Entries provided —
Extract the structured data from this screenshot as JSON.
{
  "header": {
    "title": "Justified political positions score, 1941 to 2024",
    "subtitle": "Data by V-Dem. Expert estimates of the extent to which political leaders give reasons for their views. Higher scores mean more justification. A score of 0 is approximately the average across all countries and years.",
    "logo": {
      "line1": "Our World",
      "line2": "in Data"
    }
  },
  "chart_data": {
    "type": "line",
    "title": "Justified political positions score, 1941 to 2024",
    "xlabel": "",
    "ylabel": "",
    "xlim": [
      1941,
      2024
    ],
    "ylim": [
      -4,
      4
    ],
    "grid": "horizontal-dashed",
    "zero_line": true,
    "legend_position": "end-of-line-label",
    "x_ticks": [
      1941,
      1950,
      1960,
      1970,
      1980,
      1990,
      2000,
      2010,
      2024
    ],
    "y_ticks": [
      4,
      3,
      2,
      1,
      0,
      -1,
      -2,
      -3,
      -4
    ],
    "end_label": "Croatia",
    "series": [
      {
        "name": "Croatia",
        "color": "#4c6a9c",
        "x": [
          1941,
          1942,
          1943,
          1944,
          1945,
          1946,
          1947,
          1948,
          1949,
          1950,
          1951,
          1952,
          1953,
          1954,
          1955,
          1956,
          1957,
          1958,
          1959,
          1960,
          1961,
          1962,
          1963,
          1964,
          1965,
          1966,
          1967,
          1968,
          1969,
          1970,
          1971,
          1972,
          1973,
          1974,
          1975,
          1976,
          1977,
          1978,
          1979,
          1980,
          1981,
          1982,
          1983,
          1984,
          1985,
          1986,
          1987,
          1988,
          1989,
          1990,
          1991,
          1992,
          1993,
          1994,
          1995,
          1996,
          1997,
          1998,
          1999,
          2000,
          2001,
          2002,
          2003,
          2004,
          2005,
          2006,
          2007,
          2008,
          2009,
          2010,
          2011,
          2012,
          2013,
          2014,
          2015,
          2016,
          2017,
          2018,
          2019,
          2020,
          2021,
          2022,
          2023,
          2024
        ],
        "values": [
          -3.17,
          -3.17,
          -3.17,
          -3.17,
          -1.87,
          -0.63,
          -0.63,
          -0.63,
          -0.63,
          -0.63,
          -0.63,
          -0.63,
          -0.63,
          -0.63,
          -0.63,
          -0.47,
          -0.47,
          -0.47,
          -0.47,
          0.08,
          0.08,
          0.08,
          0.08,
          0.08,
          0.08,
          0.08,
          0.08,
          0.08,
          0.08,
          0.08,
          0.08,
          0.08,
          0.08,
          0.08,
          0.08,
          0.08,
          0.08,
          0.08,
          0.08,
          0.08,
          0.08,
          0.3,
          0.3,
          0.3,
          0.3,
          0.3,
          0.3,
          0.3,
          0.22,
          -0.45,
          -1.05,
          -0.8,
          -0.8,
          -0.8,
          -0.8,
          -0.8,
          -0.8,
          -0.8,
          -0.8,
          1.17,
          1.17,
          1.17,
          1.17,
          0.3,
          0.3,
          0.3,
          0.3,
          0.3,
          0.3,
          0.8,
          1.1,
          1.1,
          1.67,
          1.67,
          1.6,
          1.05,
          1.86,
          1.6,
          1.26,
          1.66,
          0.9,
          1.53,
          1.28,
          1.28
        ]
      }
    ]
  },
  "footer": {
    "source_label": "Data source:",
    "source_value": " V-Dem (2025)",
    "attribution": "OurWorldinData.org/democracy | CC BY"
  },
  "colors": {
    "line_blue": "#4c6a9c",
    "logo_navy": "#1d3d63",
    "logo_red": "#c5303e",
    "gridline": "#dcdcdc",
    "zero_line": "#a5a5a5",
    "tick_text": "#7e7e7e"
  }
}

What needs to be done —
Repeat every line of the data, exactly and in full.

Output below —
Extract the structured data from this screenshot as JSON.
{
  "header": {
    "title": "Justified political positions score, 1941 to 2024",
    "subtitle": "Data by V-Dem. Expert estimates of the extent to which political leaders give reasons for their views. Higher scores mean more justification. A score of 0 is approximately the average across all countries and years.",
    "logo": {
      "line1": "Our World",
      "line2": "in Data"
    }
  },
  "chart_data": {
    "type": "line",
    "title": "Justified political positions score, 1941 to 2024",
    "xlabel": "",
    "ylabel": "",
    "xlim": [
      1941,
      2024
    ],
    "ylim": [
      -4,
      4
    ],
    "grid": "horizontal-dashed",
    "zero_line": true,
    "legend_position": "end-of-line-label",
    "x_ticks": [
      1941,
      1950,
      1960,
      1970,
      1980,
      1990,
      2000,
      2010,
      2024
    ],
    "y_ticks": [
      4,
      3,
      2,
      1,
      0,
      -1,
      -2,
      -3,
      -4
    ],
    "end_label": "Croatia",
    "series": [
      {
        "name": "Croatia",
        "color": "#4c6a9c",
        "x": [
          1941,
          1942,
          1943,
          1944,
          1945,
          1946,
          1947,
          1948,
          1949,
          1950,
          1951,
          1952,
          1953,
          1954,
          1955,
          1956,
          1957,
          1958,
          1959,
          1960,
          1961,
          1962,
          1963,
          1964,
          1965,
          1966,
          1967,
          1968,
          1969,
          1970,
          1971,
          1972,
          1973,
          1974,
          1975,
          1976,
          1977,
          1978,
          1979,
          1980,
          1981,
          1982,
          1983,
          1984,
          1985,
          1986,
          1987,
          1988,
          1989,
          1990,
          1991,
          1992,
          1993,
          1994,
          1995,
          1996,
          1997,
          1998,
          1999,
          2000,
          2001,
          2002,
          2003,
          2004,
          2005,
          2006,
          2007,
          2008,
          2009,
          2010,
          2011,
          2012,
          2013,
          2014,
          2015,
          2016,
          2017,
          2018,
          2019,
          2020,
          2021,
          2022,
          2023,
          2024
        ],
        "values": [
          -3.17,
          -3.17,
          -3.17,
          -3.17,
          -1.87,
          -0.63,
          -0.63,
          -0.63,
          -0.63,
          -0.63,
          -0.63,
          -0.63,
          -0.63,
          -0.63,
          -0.63,
          -0.47,
          -0.47,
          -0.47,
          -0.47,
          0.08,
          0.08,
          0.08,
          0.08,
          0.08,
          0.08,
          0.08,
          0.08,
          0.08,
          0.08,
          0.08,
          0.08,
          0.08,
          0.08,
          0.08,
          0.08,
          0.08,
          0.08,
          0.08,
          0.08,
          0.08,
          0.08,
          0.3,
          0.3,
          0.3,
          0.3,
          0.3,
          0.3,
          0.3,
          0.22,
          -0.45,
          -1.05,
          -0.8,
          -0.8,
          -0.8,
          -0.8,
          -0.8,
          -0.8,
          -0.8,
          -0.8,
          1.17,
          1.17,
          1.17,
          1.17,
          0.3,
          0.3,
          0.3,
          0.3,
          0.3,
          0.3,
          0.8,
          1.1,
          1.1,
          1.67,
          1.67,
          1.6,
          1.05,
          1.86,
          1.6,
          1.26,
          1.66,
          0.9,
          1.53,
          1.28,
          1.28
        ]
      }
    ]
  },
  "footer": {
    "source_label": "Data source:",
    "source_value": " V-Dem (2025)",
    "attribution": "OurWorldinData.org/democracy | CC BY"
  },
  "colors": {
    "line_blue": "#4c6a9c",
    "logo_navy": "#1d3d63",
    "logo_red": "#c5303e",
    "gridline": "#dcdcdc",
    "zero_line": "#a5a5a5",
    "tick_text": "#7e7e7e"
  }
}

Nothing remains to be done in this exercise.